Data listing:
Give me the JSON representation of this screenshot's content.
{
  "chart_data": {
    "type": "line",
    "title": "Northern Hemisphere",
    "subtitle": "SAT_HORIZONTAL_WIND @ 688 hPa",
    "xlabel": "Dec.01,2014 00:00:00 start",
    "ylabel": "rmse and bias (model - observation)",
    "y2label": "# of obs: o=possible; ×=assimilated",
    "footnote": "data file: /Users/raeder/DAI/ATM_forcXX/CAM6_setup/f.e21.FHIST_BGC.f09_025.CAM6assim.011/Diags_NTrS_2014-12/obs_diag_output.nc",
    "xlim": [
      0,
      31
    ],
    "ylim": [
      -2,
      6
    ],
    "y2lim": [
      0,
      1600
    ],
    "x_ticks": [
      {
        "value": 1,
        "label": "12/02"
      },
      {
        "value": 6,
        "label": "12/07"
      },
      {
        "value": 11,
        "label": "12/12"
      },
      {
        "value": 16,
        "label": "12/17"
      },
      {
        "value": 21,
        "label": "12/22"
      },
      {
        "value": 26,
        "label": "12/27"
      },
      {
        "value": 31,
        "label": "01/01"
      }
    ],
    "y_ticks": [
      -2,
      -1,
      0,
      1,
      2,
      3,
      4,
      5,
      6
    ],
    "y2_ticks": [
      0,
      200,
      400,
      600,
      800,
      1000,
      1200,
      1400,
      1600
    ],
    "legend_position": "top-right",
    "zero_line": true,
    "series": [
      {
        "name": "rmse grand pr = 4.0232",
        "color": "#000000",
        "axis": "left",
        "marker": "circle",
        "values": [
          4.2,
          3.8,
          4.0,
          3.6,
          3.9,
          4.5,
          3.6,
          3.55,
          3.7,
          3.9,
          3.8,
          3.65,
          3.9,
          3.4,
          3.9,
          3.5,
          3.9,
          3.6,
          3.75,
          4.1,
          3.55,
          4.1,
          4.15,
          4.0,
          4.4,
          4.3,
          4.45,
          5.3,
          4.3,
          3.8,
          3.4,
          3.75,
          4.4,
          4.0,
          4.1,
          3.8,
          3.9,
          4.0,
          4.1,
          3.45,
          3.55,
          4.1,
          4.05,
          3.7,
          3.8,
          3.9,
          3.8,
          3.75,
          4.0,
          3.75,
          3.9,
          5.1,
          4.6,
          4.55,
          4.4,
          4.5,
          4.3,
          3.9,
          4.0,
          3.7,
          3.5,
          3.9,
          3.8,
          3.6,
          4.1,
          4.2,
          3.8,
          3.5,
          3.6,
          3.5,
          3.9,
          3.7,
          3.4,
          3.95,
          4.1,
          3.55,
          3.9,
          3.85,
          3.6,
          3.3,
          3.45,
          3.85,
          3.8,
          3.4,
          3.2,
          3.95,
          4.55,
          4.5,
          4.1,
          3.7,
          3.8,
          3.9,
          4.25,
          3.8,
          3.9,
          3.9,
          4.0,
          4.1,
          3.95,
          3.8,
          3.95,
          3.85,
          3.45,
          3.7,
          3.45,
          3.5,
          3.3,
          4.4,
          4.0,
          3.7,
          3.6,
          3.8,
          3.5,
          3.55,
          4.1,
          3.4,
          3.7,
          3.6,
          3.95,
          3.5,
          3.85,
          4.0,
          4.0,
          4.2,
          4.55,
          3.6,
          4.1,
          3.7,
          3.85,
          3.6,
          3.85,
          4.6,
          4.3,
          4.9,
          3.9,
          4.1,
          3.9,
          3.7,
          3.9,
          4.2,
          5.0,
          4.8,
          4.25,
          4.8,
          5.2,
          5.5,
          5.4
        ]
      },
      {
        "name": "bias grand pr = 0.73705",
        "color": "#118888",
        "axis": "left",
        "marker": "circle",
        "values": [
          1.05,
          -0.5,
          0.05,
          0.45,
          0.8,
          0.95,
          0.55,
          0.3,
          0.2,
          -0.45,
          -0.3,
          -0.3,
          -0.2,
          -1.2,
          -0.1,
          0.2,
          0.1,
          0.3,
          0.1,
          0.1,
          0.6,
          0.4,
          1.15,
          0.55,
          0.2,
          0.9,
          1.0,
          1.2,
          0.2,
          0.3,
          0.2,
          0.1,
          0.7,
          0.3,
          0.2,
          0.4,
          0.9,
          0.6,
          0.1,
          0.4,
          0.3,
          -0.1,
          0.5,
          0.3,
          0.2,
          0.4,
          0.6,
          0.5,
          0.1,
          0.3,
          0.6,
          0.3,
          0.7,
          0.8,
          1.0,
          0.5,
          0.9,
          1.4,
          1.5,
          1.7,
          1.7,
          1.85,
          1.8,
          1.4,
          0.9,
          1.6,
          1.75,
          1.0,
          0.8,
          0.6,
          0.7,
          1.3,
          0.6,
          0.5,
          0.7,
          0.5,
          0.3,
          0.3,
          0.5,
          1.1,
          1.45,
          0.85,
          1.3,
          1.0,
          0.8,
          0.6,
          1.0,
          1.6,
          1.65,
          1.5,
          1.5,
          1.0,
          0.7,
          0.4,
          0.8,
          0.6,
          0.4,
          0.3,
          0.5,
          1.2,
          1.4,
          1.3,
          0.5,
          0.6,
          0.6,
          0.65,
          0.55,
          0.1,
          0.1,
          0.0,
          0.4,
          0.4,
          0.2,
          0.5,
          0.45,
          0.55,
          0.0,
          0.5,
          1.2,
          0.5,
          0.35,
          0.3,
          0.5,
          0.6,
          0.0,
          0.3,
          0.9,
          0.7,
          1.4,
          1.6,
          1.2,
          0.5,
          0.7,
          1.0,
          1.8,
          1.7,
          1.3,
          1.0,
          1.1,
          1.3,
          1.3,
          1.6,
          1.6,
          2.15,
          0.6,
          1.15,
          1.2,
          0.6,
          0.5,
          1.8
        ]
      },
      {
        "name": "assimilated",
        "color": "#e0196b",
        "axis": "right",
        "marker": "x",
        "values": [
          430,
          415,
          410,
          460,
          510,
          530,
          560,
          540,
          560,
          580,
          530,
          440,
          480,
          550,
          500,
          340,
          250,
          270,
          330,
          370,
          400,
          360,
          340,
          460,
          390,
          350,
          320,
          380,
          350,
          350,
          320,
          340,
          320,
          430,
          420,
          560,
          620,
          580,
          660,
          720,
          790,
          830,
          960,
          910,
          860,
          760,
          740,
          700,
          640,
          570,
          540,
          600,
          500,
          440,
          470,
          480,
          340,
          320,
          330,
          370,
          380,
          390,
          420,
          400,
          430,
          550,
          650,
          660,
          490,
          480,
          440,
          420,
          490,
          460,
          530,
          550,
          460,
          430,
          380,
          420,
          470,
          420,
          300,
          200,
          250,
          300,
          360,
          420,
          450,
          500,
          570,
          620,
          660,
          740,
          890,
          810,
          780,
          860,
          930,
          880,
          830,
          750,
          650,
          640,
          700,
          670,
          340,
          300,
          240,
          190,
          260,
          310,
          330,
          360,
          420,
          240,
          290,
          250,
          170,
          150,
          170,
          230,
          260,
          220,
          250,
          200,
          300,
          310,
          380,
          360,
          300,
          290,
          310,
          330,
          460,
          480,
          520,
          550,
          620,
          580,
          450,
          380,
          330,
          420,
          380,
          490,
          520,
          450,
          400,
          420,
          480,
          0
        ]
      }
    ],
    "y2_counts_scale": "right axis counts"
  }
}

Task requirements:
Extract the whole listing, character for character.

Output for this task:
Give me the JSON representation of this screenshot's content.
{
  "chart_data": {
    "type": "line",
    "title": "Northern Hemisphere",
    "subtitle": "SAT_HORIZONTAL_WIND @ 688 hPa",
    "xlabel": "Dec.01,2014 00:00:00 start",
    "ylabel": "rmse and bias (model - observation)",
    "y2label": "# of obs: o=possible; ×=assimilated",
    "footnote": "data file: /Users/raeder/DAI/ATM_forcXX/CAM6_setup/f.e21.FHIST_BGC.f09_025.CAM6assim.011/Diags_NTrS_2014-12/obs_diag_output.nc",
    "xlim": [
      0,
      31
    ],
    "ylim": [
      -2,
      6
    ],
    "y2lim": [
      0,
      1600
    ],
    "x_ticks": [
      {
        "value": 1,
        "label": "12/02"
      },
      {
        "value": 6,
        "label": "12/07"
      },
      {
        "value": 11,
        "label": "12/12"
      },
      {
        "value": 16,
        "label": "12/17"
      },
      {
        "value": 21,
        "label": "12/22"
      },
      {
        "value": 26,
        "label": "12/27"
      },
      {
        "value": 31,
        "label": "01/01"
      }
    ],
    "y_ticks": [
      -2,
      -1,
      0,
      1,
      2,
      3,
      4,
      5,
      6
    ],
    "y2_ticks": [
      0,
      200,
      400,
      600,
      800,
      1000,
      1200,
      1400,
      1600
    ],
    "legend_position": "top-right",
    "zero_line": true,
    "series": [
      {
        "name": "rmse grand pr = 4.0232",
        "color": "#000000",
        "axis": "left",
        "marker": "circle",
        "values": [
          4.2,
          3.8,
          4.0,
          3.6,
          3.9,
          4.5,
          3.6,
          3.55,
          3.7,
          3.9,
          3.8,
          3.65,
          3.9,
          3.4,
          3.9,
          3.5,
          3.9,
          3.6,
          3.75,
          4.1,
          3.55,
          4.1,
          4.15,
          4.0,
          4.4,
          4.3,
          4.45,
          5.3,
          4.3,
          3.8,
          3.4,
          3.75,
          4.4,
          4.0,
          4.1,
          3.8,
          3.9,
          4.0,
          4.1,
          3.45,
          3.55,
          4.1,
          4.05,
          3.7,
          3.8,
          3.9,
          3.8,
          3.75,
          4.0,
          3.75,
          3.9,
          5.1,
          4.6,
          4.55,
          4.4,
          4.5,
          4.3,
          3.9,
          4.0,
          3.7,
          3.5,
          3.9,
          3.8,
          3.6,
          4.1,
          4.2,
          3.8,
          3.5,
          3.6,
          3.5,
          3.9,
          3.7,
          3.4,
          3.95,
          4.1,
          3.55,
          3.9,
          3.85,
          3.6,
          3.3,
          3.45,
          3.85,
          3.8,
          3.4,
          3.2,
          3.95,
          4.55,
          4.5,
          4.1,
          3.7,
          3.8,
          3.9,
          4.25,
          3.8,
          3.9,
          3.9,
          4.0,
          4.1,
          3.95,
          3.8,
          3.95,
          3.85,
          3.45,
          3.7,
          3.45,
          3.5,
          3.3,
          4.4,
          4.0,
          3.7,
          3.6,
          3.8,
          3.5,
          3.55,
          4.1,
          3.4,
          3.7,
          3.6,
          3.95,
          3.5,
          3.85,
          4.0,
          4.0,
          4.2,
          4.55,
          3.6,
          4.1,
          3.7,
          3.85,
          3.6,
          3.85,
          4.6,
          4.3,
          4.9,
          3.9,
          4.1,
          3.9,
          3.7,
          3.9,
          4.2,
          5.0,
          4.8,
          4.25,
          4.8,
          5.2,
          5.5,
          5.4
        ]
      },
      {
        "name": "bias grand pr = 0.73705",
        "color": "#118888",
        "axis": "left",
        "marker": "circle",
        "values": [
          1.05,
          -0.5,
          0.05,
          0.45,
          0.8,
          0.95,
          0.55,
          0.3,
          0.2,
          -0.45,
          -0.3,
          -0.3,
          -0.2,
          -1.2,
          -0.1,
          0.2,
          0.1,
          0.3,
          0.1,
          0.1,
          0.6,
          0.4,
          1.15,
          0.55,
          0.2,
          0.9,
          1.0,
          1.2,
          0.2,
          0.3,
          0.2,
          0.1,
          0.7,
          0.3,
          0.2,
          0.4,
          0.9,
          0.6,
          0.1,
          0.4,
          0.3,
          -0.1,
          0.5,
          0.3,
          0.2,
          0.4,
          0.6,
          0.5,
          0.1,
          0.3,
          0.6,
          0.3,
          0.7,
          0.8,
          1.0,
          0.5,
          0.9,
          1.4,
          1.5,
          1.7,
          1.7,
          1.85,
          1.8,
          1.4,
          0.9,
          1.6,
          1.75,
          1.0,
          0.8,
          0.6,
          0.7,
          1.3,
          0.6,
          0.5,
          0.7,
          0.5,
          0.3,
          0.3,
          0.5,
          1.1,
          1.45,
          0.85,
          1.3,
          1.0,
          0.8,
          0.6,
          1.0,
          1.6,
          1.65,
          1.5,
          1.5,
          1.0,
          0.7,
          0.4,
          0.8,
          0.6,
          0.4,
          0.3,
          0.5,
          1.2,
          1.4,
          1.3,
          0.5,
          0.6,
          0.6,
          0.65,
          0.55,
          0.1,
          0.1,
          0.0,
          0.4,
          0.4,
          0.2,
          0.5,
          0.45,
          0.55,
          0.0,
          0.5,
          1.2,
          0.5,
          0.35,
          0.3,
          0.5,
          0.6,
          0.0,
          0.3,
          0.9,
          0.7,
          1.4,
          1.6,
          1.2,
          0.5,
          0.7,
          1.0,
          1.8,
          1.7,
          1.3,
          1.0,
          1.1,
          1.3,
          1.3,
          1.6,
          1.6,
          2.15,
          0.6,
          1.15,
          1.2,
          0.6,
          0.5,
          1.8
        ]
      },
      {
        "name": "assimilated",
        "color": "#e0196b",
        "axis": "right",
        "marker": "x",
        "values": [
          430,
          415,
          410,
          460,
          510,
          530,
          560,
          540,
          560,
          580,
          530,
          440,
          480,
          550,
          500,
          340,
          250,
          270,
          330,
          370,
          400,
          360,
          340,
          460,
          390,
          350,
          320,
          380,
          350,
          350,
          320,
          340,
          320,
          430,
          420,
          560,
          620,
          580,
          660,
          720,
          790,
          830,
          960,
          910,
          860,
          760,
          740,
          700,
          640,
          570,
          540,
          600,
          500,
          440,
          470,
          480,
          340,
          320,
          330,
          370,
          380,
          390,
          420,
          400,
          430,
          550,
          650,
          660,
          490,
          480,
          440,
          420,
          490,
          460,
          530,
          550,
          460,
          430,
          380,
          420,
          470,
          420,
          300,
          200,
          250,
          300,
          360,
          420,
          450,
          500,
          570,
          620,
          660,
          740,
          890,
          810,
          780,
          860,
          930,
          880,
          830,
          750,
          650,
          640,
          700,
          670,
          340,
          300,
          240,
          190,
          260,
          310,
          330,
          360,
          420,
          240,
          290,
          250,
          170,
          150,
          170,
          230,
          260,
          220,
          250,
          200,
          300,
          310,
          380,
          360,
          300,
          290,
          310,
          330,
          460,
          480,
          520,
          550,
          620,
          580,
          450,
          380,
          330,
          420,
          380,
          490,
          520,
          450,
          400,
          420,
          480,
          0
        ]
      }
    ],
    "y2_counts_scale": "right axis counts"
  }
}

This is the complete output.